====== Text segment ======
Utilitarianism

March 2, 2022 | SARA BIZARRO


Casablanca, 1942

I, Robot, 2004

Mrs. Doubtfire, 1993

Ready Player One, 2018


Consequentialism is the idea that we can determine the moral worth of an action by looking at its consequences. One of the most well-known forms of consequentialism is utilitarianism. According to utilitarianism, the consequences that are important to judge an action are the happiness produced. This idea that happiness should be maximized is also called the Principle of Utility.


The first utilitarian philosopher, Jeremy Bentham (1748-1832) said “It is the greatest happiness of the greatest number that is the measure of right and wrong.” Happiness in turn is defined as that which increases pleasure and avoids pain. Bentham also said: “Nature has placed mankind under the governance of two surveying masters pain and pleasure it is for them alone to point out what we ought to do as well as to determine what we shall do, on the one hand, the standard of right and wrong and on the other, the chain of causes and effects are fastened to their throne, they govern us is all in all we do and all we say and in all we think.” Bentham, Principles of Morals and Legislation.


This idea that pleasure is the ultimate good is not new, Epicurus was a Greek philosopher credited with being one of the first hedonists. However, Epicurus did not promote a lascivious life, on the contrary, he was known to have said that in order to maximize pleasure, we should eat “barley cakes and water”: “Give me a barley cake and a glass of water and I am ready to rival Zeus for happiness.” What he meant by this is that over time, a life of moderation would produce more pleasure than one of excess.
====== Excerpted records ======
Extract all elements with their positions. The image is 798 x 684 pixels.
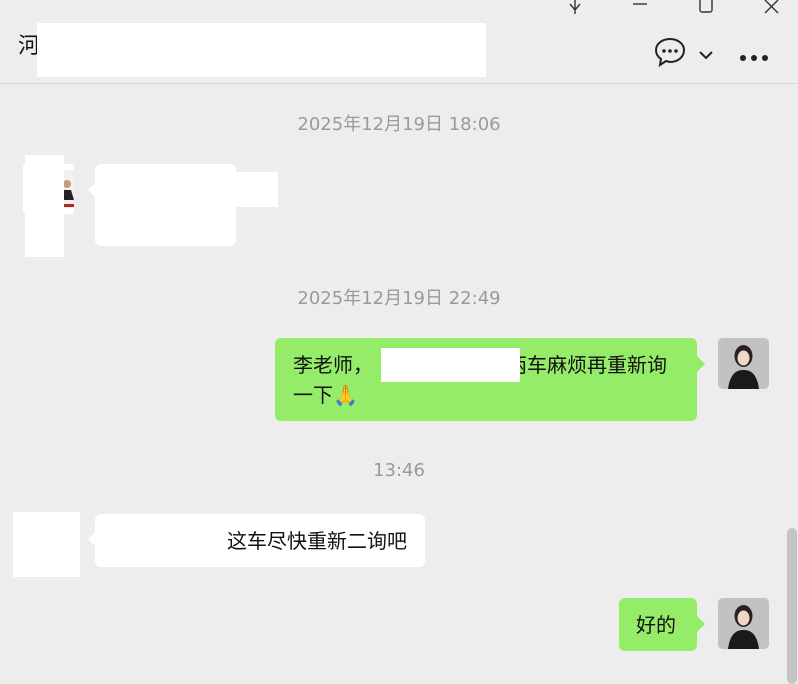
outgoing-message-bubble[interactable]: 好的 — [619, 598, 697, 651]
scrollbar-thumb[interactable] — [787, 528, 797, 684]
message-text: 这车尽快重新二询吧 — [227, 529, 407, 553]
message-text: 李老师， — [293, 353, 373, 377]
redacted-content — [381, 348, 520, 382]
message-text: 好的 — [636, 613, 676, 637]
pin-icon[interactable] — [563, 0, 587, 16]
minimize-icon[interactable] — [628, 0, 652, 16]
chat-bubble-icon[interactable] — [654, 37, 686, 71]
message-text: 两车麻烦再重新询 — [507, 353, 667, 377]
timestamp: 13:46 — [373, 460, 425, 481]
message-text: 一下 — [293, 383, 333, 407]
close-icon[interactable] — [760, 0, 784, 16]
avatar[interactable] — [718, 598, 769, 649]
maximize-icon[interactable] — [694, 0, 718, 16]
avatar[interactable] — [718, 338, 769, 389]
redacted-avatar — [13, 512, 80, 577]
redacted-title — [37, 23, 486, 77]
timestamp: 2025年12月19日 22:49 — [297, 288, 501, 309]
chevron-down-icon[interactable] — [698, 46, 714, 65]
redacted-avatar-overlay — [25, 155, 64, 257]
pray-emoji-icon: 🙏 — [333, 383, 358, 407]
redacted-content — [200, 172, 278, 207]
redacted-content — [97, 518, 228, 564]
more-icon[interactable] — [739, 48, 771, 67]
timestamp: 2025年12月19日 18:06 — [297, 114, 501, 135]
bubble-tail — [697, 356, 705, 372]
chat-header: 河 — [0, 0, 798, 84]
bubble-tail — [697, 616, 705, 632]
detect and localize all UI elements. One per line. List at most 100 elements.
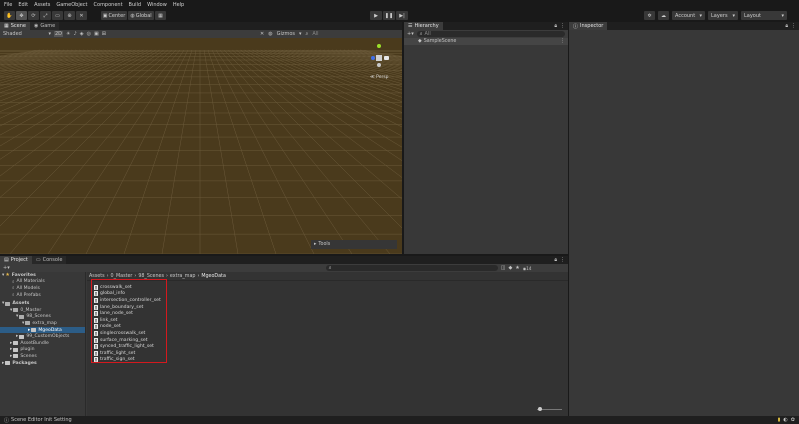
tools-icon[interactable]: ✕: [260, 31, 264, 37]
chevron-right-icon[interactable]: ▸: [10, 354, 12, 359]
menu-component[interactable]: Component: [94, 2, 123, 8]
tools-overlay[interactable]: ▸ Tools: [311, 240, 397, 249]
favorite-item[interactable]: ⌕ All Models: [0, 285, 85, 292]
menu-edit[interactable]: Edit: [18, 2, 28, 8]
tree-item[interactable]: ▸ plugin: [0, 347, 85, 354]
transform-tool-icon[interactable]: ⊕: [64, 11, 75, 20]
persp-label[interactable]: ≪ Persp: [370, 75, 389, 80]
x-axis-cone-icon[interactable]: [384, 56, 389, 60]
tab-console[interactable]: ▭ Console: [31, 256, 67, 264]
account-dropdown[interactable]: Account ▾: [672, 11, 705, 20]
tree-item[interactable]: ▸ MgeoData: [0, 326, 85, 334]
menu-build[interactable]: Build: [129, 2, 142, 8]
kebab-menu-icon[interactable]: ⋮: [791, 23, 796, 29]
progress-icon[interactable]: ◐: [783, 417, 787, 423]
rect-tool-icon[interactable]: ▭: [52, 11, 63, 20]
chevron-down-icon[interactable]: ▾: [16, 314, 18, 319]
chevron-right-icon[interactable]: ▸: [16, 334, 18, 339]
gizmos-dropdown[interactable]: Gizmos: [277, 31, 295, 37]
tree-item[interactable]: ▸ 99_CustomObjects: [0, 333, 85, 340]
breadcrumb-item[interactable]: extra_map: [170, 274, 196, 279]
grid-icon[interactable]: ⊞: [102, 31, 106, 37]
icon-size-slider-handle[interactable]: [538, 407, 542, 411]
grid-snap-icon[interactable]: ▦: [155, 11, 166, 20]
status-message[interactable]: Scene Editor Init Setting: [11, 417, 72, 423]
pivot-center-button[interactable]: ▣ Center: [101, 11, 127, 20]
chevron-down-icon[interactable]: ▾: [10, 308, 12, 313]
camera-icon[interactable]: ▣: [94, 31, 99, 37]
cloud-icon[interactable]: ☁: [658, 11, 669, 20]
hierarchy-root-sample-scene[interactable]: ◆ SampleScene ⋮: [404, 38, 568, 45]
breadcrumb-item[interactable]: MgeoData: [201, 274, 226, 279]
tree-item[interactable]: ▾ 0_Master: [0, 307, 85, 314]
layers-dropdown[interactable]: Layers ▾: [708, 11, 738, 20]
gizmo-globe-icon[interactable]: ◍: [268, 31, 272, 37]
scale-tool-icon[interactable]: ⤢: [40, 11, 51, 20]
chevron-right-icon[interactable]: ▸: [28, 328, 30, 333]
breadcrumb-item[interactable]: 0_Master: [111, 274, 133, 279]
scene-search-hint[interactable]: All: [312, 31, 318, 37]
tree-item[interactable]: ▾ extra_map: [0, 320, 85, 327]
tab-project[interactable]: ▤ Project: [0, 256, 32, 264]
menu-window[interactable]: Window: [147, 2, 167, 8]
lock-icon[interactable]: 🔒︎: [554, 23, 557, 29]
play-button[interactable]: ▶: [370, 11, 382, 20]
neg-y-axis-cone-icon[interactable]: [377, 63, 381, 67]
packages-header[interactable]: ▸ Packages: [0, 360, 85, 367]
chevron-right-icon[interactable]: ▸: [10, 347, 12, 352]
menu-gameobject[interactable]: GameObject: [56, 2, 87, 8]
kebab-menu-icon[interactable]: ⋮: [560, 257, 565, 263]
kebab-menu-icon[interactable]: ⋮: [560, 23, 565, 29]
hierarchy-search-input[interactable]: ⌕ All: [416, 31, 565, 37]
filter-type-icon[interactable]: ◫: [501, 265, 506, 271]
menu-assets[interactable]: Assets: [34, 2, 50, 8]
favorite-star-icon[interactable]: ★: [515, 265, 519, 271]
menu-file[interactable]: File: [4, 2, 12, 8]
move-tool-icon[interactable]: ✥: [16, 11, 27, 20]
chevron-right-icon[interactable]: ▸: [10, 341, 12, 346]
z-axis-cone-icon[interactable]: [371, 56, 375, 60]
favorites-header[interactable]: ▾ ★ Favorites: [0, 272, 85, 279]
rotate-tool-icon[interactable]: ⟳: [28, 11, 39, 20]
gizmo-center-cube-icon[interactable]: [376, 55, 382, 61]
tab-game[interactable]: ◉ Game: [29, 22, 60, 30]
favorite-item[interactable]: ⌕ All Materials: [0, 279, 85, 286]
mode-2d-toggle[interactable]: 2D: [54, 31, 64, 37]
add-icon[interactable]: +▾: [3, 265, 10, 271]
effects-icon[interactable]: ◈: [80, 31, 84, 37]
add-icon[interactable]: +▾: [407, 31, 414, 37]
pause-button[interactable]: ❚❚: [383, 11, 395, 20]
lighting-icon[interactable]: ☀: [66, 31, 70, 37]
audio-icon[interactable]: ♪: [74, 31, 77, 37]
layout-dropdown[interactable]: Layout ▾: [741, 11, 787, 20]
breadcrumb-item[interactable]: 98_Scenes: [138, 274, 164, 279]
tree-item[interactable]: ▸ AssetBundle: [0, 340, 85, 347]
orientation-gizmo[interactable]: ≪ Persp: [360, 42, 400, 82]
filter-label-icon[interactable]: ◆: [508, 265, 512, 271]
project-search-input[interactable]: ⌕: [325, 265, 498, 271]
step-button[interactable]: ▶|: [396, 11, 408, 20]
tab-inspector[interactable]: ⓘ Inspector: [569, 22, 608, 30]
custom-tool-icon[interactable]: ✕: [76, 11, 87, 20]
tab-scene[interactable]: ▦ Scene: [0, 22, 30, 30]
notification-icon[interactable]: ▮: [778, 417, 781, 423]
tree-item[interactable]: ▸ Scenes: [0, 353, 85, 360]
lock-icon[interactable]: 🔒︎: [785, 23, 788, 29]
scene-viewport[interactable]: ≪ Persp ▸ Tools: [0, 38, 402, 254]
hand-tool-icon[interactable]: ✋: [4, 11, 15, 20]
favorite-item[interactable]: ⌕ All Prefabs: [0, 292, 85, 299]
menu-help[interactable]: Help: [173, 2, 184, 8]
tree-item[interactable]: ▾ 98_Scenes: [0, 314, 85, 321]
visibility-icon[interactable]: ◎: [87, 31, 91, 37]
collab-icon[interactable]: ✲: [644, 11, 655, 20]
lock-icon[interactable]: 🔒︎: [554, 257, 557, 263]
chevron-down-icon[interactable]: ▾: [22, 321, 24, 326]
y-axis-cone-icon[interactable]: [377, 44, 381, 48]
kebab-menu-icon[interactable]: ⋮: [560, 39, 565, 44]
breadcrumb-item[interactable]: Assets: [89, 274, 105, 279]
shading-dropdown[interactable]: Shaded ▾: [3, 31, 51, 37]
tab-hierarchy[interactable]: ☰ Hierarchy: [404, 22, 443, 30]
assets-header[interactable]: ▾ Assets: [0, 300, 85, 307]
global-button[interactable]: ◍ Global: [128, 11, 154, 20]
debug-icon[interactable]: ✿: [791, 417, 795, 423]
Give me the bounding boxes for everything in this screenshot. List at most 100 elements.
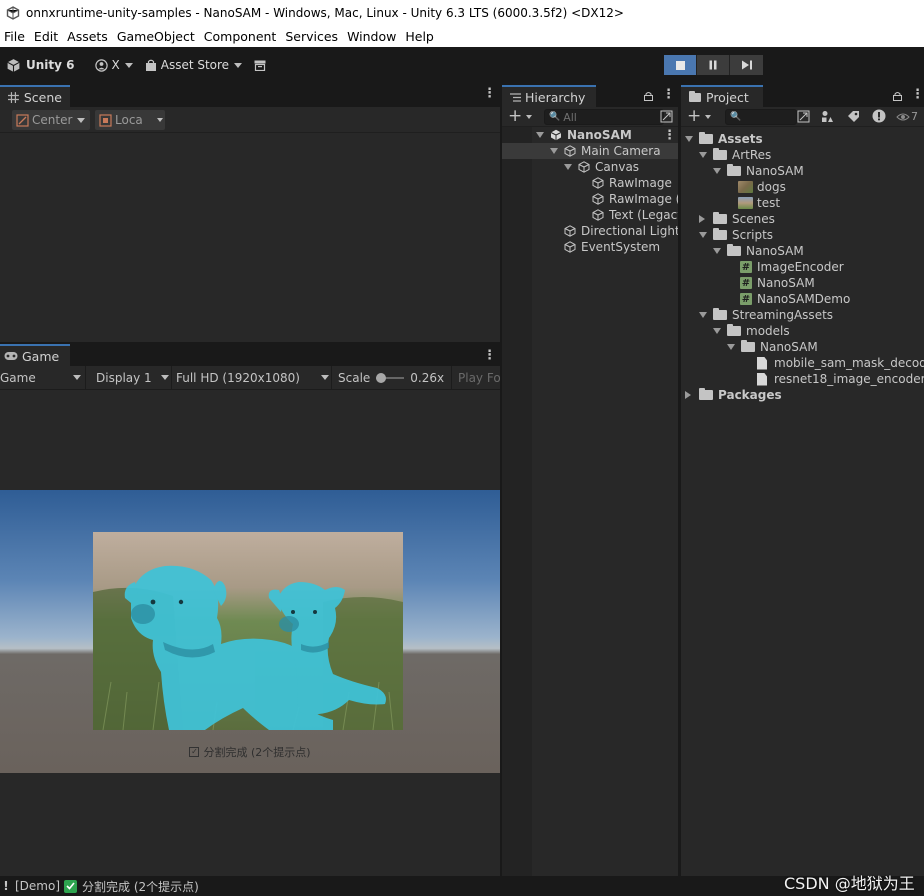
- project-item-scenes[interactable]: Scenes: [699, 211, 775, 227]
- more-options-icon[interactable]: ⋮: [483, 349, 496, 362]
- filter-by-label-icon[interactable]: [847, 110, 860, 123]
- expand-arrow-icon[interactable]: [685, 136, 693, 142]
- hierarchy-item-directional-light[interactable]: Directional Light: [564, 223, 680, 239]
- window-title: onnxruntime-unity-samples - NanoSAM - Wi…: [26, 5, 624, 20]
- menu-assets[interactable]: Assets: [63, 29, 113, 44]
- hierarchy-search-input[interactable]: 🔍 All: [544, 109, 664, 125]
- overlay-status-label: 分割完成 (2个提示点): [203, 746, 311, 759]
- expand-arrow-icon[interactable]: [564, 164, 572, 170]
- pivot-mode-dropdown[interactable]: Center: [12, 110, 90, 130]
- project-item-packages[interactable]: Packages: [685, 387, 782, 403]
- project-item-nanosam-scripts[interactable]: NanoSAM: [713, 243, 804, 259]
- hierarchy-item-rawimage[interactable]: RawImage: [592, 175, 672, 191]
- expand-arrow-icon[interactable]: [699, 232, 707, 238]
- hierarchy-item-main-camera[interactable]: Main Camera: [550, 143, 661, 159]
- scene-viewport[interactable]: [0, 134, 500, 342]
- hierarchy-item-label: Canvas: [595, 160, 640, 174]
- expand-arrow-icon[interactable]: [713, 168, 721, 174]
- pause-button[interactable]: [697, 55, 730, 75]
- step-button[interactable]: [730, 55, 763, 75]
- filter-by-type-icon[interactable]: [821, 110, 834, 123]
- scale-slider-thumb[interactable]: [376, 372, 387, 383]
- project-item-nanosam-models[interactable]: NanoSAM: [727, 339, 818, 355]
- project-item-dogs[interactable]: dogs: [738, 179, 786, 195]
- project-item-nanosam-artres[interactable]: NanoSAM: [713, 163, 804, 179]
- hierarchy-item-eventsystem[interactable]: EventSystem: [564, 239, 660, 255]
- expand-arrow-icon[interactable]: [727, 344, 735, 350]
- project-item-streamingassets[interactable]: StreamingAssets: [699, 307, 833, 323]
- scale-slider[interactable]: Scale 0.26x: [332, 365, 452, 390]
- play-focused-dropdown[interactable]: Play Fo: [452, 371, 500, 385]
- gameobject-icon: [564, 241, 576, 253]
- lock-icon[interactable]: [644, 91, 653, 101]
- archive-icon: [254, 60, 266, 71]
- pivot-space-dropdown[interactable]: Loca: [95, 110, 165, 130]
- menu-file[interactable]: File: [0, 29, 30, 44]
- scale-value: 0.26x: [410, 370, 445, 385]
- menu-window[interactable]: Window: [343, 29, 401, 44]
- project-item-imageencoder[interactable]: # ImageEncoder: [740, 259, 844, 275]
- menu-gameobject[interactable]: GameObject: [113, 29, 200, 44]
- more-options-icon[interactable]: ⋮: [911, 88, 924, 101]
- project-item-models[interactable]: models: [713, 323, 790, 339]
- account-button[interactable]: X: [89, 54, 139, 76]
- project-item-assets[interactable]: Assets: [685, 131, 763, 147]
- hierarchy-item-canvas[interactable]: Canvas: [564, 159, 639, 175]
- menu-help[interactable]: Help: [401, 29, 439, 44]
- hidden-packages-toggle[interactable]: 7: [896, 110, 918, 123]
- collapse-arrow-icon[interactable]: [685, 391, 691, 399]
- resolution-dropdown[interactable]: Full HD (1920x1080): [172, 365, 332, 390]
- gamepad-icon: [4, 352, 18, 360]
- tab-scene[interactable]: Scene: [0, 85, 70, 107]
- project-item-mobile-sam-mask-decoder[interactable]: mobile_sam_mask_decoder: [757, 355, 924, 371]
- warning-icon[interactable]: [872, 109, 886, 123]
- unity-version-button[interactable]: Unity 6: [0, 54, 81, 76]
- scale-slider-track[interactable]: [376, 372, 405, 383]
- hierarchy-item-rawimage-1[interactable]: RawImage (1: [592, 191, 688, 207]
- game-render[interactable]: ✓ 分割完成 (2个提示点): [0, 490, 500, 773]
- collapse-arrow-icon[interactable]: [699, 215, 705, 223]
- expand-arrow-icon[interactable]: [713, 248, 721, 254]
- project-item-nanosamdemo[interactable]: # NanoSAMDemo: [740, 291, 850, 307]
- search-scope-icon[interactable]: [797, 110, 810, 123]
- more-options-icon[interactable]: ⋮: [662, 88, 675, 101]
- tab-hierarchy[interactable]: Hierarchy: [502, 85, 596, 107]
- project-item-label: Packages: [718, 388, 782, 402]
- overlay-status-text: ✓ 分割完成 (2个提示点): [0, 744, 500, 760]
- more-options-icon[interactable]: ⋮: [483, 87, 496, 100]
- hierarchy-item-nanosam-scene[interactable]: NanoSAM: [536, 127, 632, 143]
- game-view-dropdown[interactable]: Game: [0, 365, 86, 390]
- lock-icon[interactable]: [893, 91, 902, 101]
- checkmark-icon: [64, 879, 78, 893]
- menu-component[interactable]: Component: [200, 29, 282, 44]
- scene-more-icon[interactable]: ⋮: [663, 129, 676, 142]
- project-item-resnet18-image-encoder[interactable]: resnet18_image_encoder: [757, 371, 924, 387]
- create-asset-button[interactable]: +: [687, 108, 712, 125]
- layers-button[interactable]: [248, 54, 272, 76]
- project-item-nanosam-script[interactable]: # NanoSAM: [740, 275, 815, 291]
- expand-arrow-icon[interactable]: [713, 328, 721, 334]
- expand-arrow-icon[interactable]: [699, 312, 707, 318]
- folder-icon: [741, 340, 755, 352]
- menu-services[interactable]: Services: [281, 29, 343, 44]
- expand-arrow-icon[interactable]: [699, 152, 707, 158]
- project-search-input[interactable]: 🔍: [725, 109, 797, 125]
- scene-visibility-icon[interactable]: [660, 110, 673, 123]
- project-item-label: resnet18_image_encoder: [774, 372, 924, 386]
- tab-game[interactable]: Game: [0, 344, 70, 366]
- menu-edit[interactable]: Edit: [30, 29, 63, 44]
- stop-icon: [675, 60, 685, 70]
- create-button[interactable]: +: [508, 108, 533, 125]
- asset-store-button[interactable]: Asset Store: [139, 54, 248, 76]
- tab-project[interactable]: Project: [681, 85, 763, 107]
- expand-arrow-icon[interactable]: [536, 132, 544, 138]
- project-item-artres[interactable]: ArtRes: [699, 147, 771, 163]
- display-dropdown[interactable]: Display 1: [86, 365, 172, 390]
- project-item-scripts[interactable]: Scripts: [699, 227, 773, 243]
- segmentation-result-image: [93, 532, 403, 730]
- project-item-test[interactable]: test: [738, 195, 780, 211]
- hierarchy-item-text-legacy[interactable]: Text (Legacy: [592, 207, 684, 223]
- stop-button[interactable]: [664, 55, 697, 75]
- expand-arrow-icon[interactable]: [550, 148, 558, 154]
- unity-logo-icon: [6, 5, 20, 20]
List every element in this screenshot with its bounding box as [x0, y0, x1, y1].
======
**Required tasks**
A. Using the text on utilitarianism, say whether each statement below agrees with it. Answer yes or no for each, and quote the deciding words of the text.
(i) Jeremy Bentham was the first utilitarian philosopher.
(ii) Epicurus promoted a lascivious life.
(iii) Under utilitarianism, what matters in judging an action is the happiness it produces.
B. In the records, quote the stretch from the line containing "211, 775, 227]" through the line containing "175, 672, 191]", with both of those lines included.

**Answer list**
A.
(i) Yes: "The first utilitarian philosopher, Jeremy Bentham (1748-1832)"
(ii) No: "However, Epicurus did not promote a lascivious life"
(iii) Yes: "According to utilitarianism, the consequences that are important to judge an action are the happiness produced."

B.
- project-item-scenes[interactable]: Scenes: [699, 211, 775, 227]
- more-options-icon[interactable]: ⋮: [483, 349, 496, 362]
- filter-by-label-icon[interactable]: [847, 110, 860, 123]
- expand-arrow-icon[interactable]: [685, 136, 693, 142]
- hierarchy-item-directional-light[interactable]: Directional Light: [564, 223, 680, 239]
- window-title: onnxruntime-unity-samples - NanoSAM - Wi…: [26, 5, 624, 20]
- menu-assets[interactable]: Assets: [63, 29, 113, 44]
- hierarchy-search-input[interactable]: 🔍 All: [544, 109, 664, 125]
- overlay-status-label: 分割完成 (2个提示点): [203, 746, 311, 759]
- expand-arrow-icon[interactable]: [564, 164, 572, 170]
- pivot-mode-dropdown[interactable]: Center: [12, 110, 90, 130]
- project-item-packages[interactable]: Packages: [685, 387, 782, 403]
- project-item-nanosam-scripts[interactable]: NanoSAM: [713, 243, 804, 259]
- hierarchy-item-rawimage[interactable]: RawImage: [592, 175, 672, 191]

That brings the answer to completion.